--- START OF Supplied information ---

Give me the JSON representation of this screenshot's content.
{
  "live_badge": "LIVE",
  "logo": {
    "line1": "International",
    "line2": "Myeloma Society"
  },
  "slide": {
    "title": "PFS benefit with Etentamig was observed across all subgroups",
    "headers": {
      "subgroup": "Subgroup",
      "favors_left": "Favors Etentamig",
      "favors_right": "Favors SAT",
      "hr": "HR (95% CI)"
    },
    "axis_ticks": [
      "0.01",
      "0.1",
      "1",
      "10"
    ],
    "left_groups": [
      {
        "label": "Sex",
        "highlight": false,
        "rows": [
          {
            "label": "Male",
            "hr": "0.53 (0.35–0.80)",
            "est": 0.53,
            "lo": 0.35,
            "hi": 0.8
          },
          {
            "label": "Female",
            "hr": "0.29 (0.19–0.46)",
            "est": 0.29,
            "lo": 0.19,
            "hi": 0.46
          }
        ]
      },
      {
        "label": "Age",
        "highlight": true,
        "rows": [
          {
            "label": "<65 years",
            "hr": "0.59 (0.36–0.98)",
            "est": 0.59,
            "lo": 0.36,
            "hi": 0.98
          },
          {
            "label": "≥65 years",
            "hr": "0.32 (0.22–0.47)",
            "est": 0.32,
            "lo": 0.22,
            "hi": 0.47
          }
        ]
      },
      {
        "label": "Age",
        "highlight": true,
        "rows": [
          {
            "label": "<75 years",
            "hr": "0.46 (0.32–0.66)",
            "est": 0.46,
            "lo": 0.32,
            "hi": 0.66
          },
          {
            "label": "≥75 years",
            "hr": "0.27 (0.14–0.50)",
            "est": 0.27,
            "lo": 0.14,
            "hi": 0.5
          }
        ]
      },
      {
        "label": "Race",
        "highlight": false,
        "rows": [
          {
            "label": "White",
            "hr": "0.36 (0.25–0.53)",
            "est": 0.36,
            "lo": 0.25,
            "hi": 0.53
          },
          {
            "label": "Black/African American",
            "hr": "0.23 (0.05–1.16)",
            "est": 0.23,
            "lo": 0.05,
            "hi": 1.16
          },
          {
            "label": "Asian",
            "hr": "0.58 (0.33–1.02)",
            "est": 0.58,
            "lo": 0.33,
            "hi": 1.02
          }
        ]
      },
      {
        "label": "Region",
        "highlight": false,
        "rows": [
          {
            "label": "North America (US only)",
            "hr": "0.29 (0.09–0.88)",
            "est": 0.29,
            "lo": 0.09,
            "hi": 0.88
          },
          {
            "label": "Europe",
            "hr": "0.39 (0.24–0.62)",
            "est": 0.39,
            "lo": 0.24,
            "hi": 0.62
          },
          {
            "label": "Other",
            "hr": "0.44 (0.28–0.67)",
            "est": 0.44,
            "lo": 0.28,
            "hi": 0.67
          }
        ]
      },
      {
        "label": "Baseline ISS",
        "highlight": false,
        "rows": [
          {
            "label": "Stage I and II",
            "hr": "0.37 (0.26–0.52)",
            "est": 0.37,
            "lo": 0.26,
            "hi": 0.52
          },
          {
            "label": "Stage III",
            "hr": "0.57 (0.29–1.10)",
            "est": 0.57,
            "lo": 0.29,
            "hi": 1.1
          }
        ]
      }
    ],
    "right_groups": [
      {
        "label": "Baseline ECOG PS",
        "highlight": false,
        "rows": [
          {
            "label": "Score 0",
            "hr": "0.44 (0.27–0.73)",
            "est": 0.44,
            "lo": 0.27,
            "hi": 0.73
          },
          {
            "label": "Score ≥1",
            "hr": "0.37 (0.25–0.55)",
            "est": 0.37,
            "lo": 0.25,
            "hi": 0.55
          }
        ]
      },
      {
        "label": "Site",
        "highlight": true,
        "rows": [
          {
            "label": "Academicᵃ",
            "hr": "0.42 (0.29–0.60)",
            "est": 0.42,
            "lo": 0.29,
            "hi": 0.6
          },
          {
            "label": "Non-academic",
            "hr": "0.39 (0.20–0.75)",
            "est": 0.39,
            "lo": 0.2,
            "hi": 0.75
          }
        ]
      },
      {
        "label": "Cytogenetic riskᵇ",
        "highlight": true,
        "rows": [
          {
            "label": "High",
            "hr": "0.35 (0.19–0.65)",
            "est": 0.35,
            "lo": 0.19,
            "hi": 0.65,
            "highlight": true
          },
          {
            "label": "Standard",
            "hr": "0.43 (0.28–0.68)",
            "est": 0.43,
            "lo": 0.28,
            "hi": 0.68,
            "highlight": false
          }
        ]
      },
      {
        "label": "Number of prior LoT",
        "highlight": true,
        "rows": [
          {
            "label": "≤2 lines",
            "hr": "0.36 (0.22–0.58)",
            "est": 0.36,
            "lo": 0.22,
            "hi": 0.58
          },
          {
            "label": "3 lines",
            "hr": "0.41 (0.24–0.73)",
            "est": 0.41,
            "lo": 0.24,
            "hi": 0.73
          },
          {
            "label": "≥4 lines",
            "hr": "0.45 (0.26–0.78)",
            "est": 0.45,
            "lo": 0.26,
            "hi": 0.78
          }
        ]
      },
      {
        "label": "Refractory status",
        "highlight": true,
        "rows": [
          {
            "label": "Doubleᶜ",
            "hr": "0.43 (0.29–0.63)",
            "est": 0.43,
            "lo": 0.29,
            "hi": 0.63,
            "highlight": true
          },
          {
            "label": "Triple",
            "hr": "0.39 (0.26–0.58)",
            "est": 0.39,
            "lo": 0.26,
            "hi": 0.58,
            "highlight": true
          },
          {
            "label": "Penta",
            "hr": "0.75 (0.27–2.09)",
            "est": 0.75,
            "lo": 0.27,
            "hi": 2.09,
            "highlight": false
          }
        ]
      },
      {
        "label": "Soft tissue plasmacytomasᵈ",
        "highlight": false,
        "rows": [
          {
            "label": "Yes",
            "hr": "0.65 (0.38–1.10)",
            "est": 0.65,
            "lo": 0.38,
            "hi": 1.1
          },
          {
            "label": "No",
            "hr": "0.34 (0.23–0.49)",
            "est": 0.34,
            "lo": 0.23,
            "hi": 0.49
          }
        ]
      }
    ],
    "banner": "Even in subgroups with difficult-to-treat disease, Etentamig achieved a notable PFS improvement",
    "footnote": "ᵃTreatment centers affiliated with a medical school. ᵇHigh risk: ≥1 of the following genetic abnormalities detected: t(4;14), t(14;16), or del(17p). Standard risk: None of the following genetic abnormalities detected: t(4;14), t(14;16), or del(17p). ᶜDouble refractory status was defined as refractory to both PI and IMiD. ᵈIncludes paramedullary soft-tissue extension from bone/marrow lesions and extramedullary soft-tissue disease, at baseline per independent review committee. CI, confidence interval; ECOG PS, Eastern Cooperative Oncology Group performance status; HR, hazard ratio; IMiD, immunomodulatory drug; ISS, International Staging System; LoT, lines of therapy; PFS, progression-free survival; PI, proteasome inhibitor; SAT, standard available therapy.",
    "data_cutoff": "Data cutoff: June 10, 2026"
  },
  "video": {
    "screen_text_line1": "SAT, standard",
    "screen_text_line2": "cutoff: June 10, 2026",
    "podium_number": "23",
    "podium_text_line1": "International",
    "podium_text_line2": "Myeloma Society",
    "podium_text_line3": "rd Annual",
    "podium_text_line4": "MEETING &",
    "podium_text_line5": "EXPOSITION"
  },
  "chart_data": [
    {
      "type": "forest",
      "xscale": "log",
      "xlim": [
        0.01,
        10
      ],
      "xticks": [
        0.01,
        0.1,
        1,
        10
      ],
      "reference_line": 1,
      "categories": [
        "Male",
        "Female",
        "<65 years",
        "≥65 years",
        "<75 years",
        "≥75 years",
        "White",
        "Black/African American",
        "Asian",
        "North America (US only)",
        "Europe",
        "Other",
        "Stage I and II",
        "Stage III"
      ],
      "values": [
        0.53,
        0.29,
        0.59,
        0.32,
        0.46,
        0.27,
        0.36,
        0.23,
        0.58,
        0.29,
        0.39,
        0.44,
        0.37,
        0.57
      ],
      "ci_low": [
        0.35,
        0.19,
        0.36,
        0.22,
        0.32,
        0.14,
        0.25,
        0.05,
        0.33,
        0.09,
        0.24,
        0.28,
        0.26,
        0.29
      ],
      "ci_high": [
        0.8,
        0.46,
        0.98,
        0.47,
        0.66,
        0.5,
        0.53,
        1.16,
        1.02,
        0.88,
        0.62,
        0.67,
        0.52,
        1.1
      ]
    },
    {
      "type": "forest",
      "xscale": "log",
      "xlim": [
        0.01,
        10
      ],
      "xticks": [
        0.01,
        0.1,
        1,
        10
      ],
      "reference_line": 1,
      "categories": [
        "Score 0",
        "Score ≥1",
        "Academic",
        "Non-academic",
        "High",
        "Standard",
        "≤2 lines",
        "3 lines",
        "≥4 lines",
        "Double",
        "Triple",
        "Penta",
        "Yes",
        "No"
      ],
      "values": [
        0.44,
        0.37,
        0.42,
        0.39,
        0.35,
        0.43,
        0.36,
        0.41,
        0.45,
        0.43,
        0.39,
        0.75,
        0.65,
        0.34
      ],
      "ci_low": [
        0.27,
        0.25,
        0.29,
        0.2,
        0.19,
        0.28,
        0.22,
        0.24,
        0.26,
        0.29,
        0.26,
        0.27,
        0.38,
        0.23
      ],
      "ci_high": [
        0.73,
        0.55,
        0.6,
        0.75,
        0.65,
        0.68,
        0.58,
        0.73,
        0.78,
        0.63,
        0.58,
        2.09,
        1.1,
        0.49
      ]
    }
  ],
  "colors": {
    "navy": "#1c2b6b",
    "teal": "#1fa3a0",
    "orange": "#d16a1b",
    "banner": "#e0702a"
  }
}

--- END OF Supplied information ---

### Instructions to follow
Return nothing except the number of lines that include the string "only".

### Full answer
2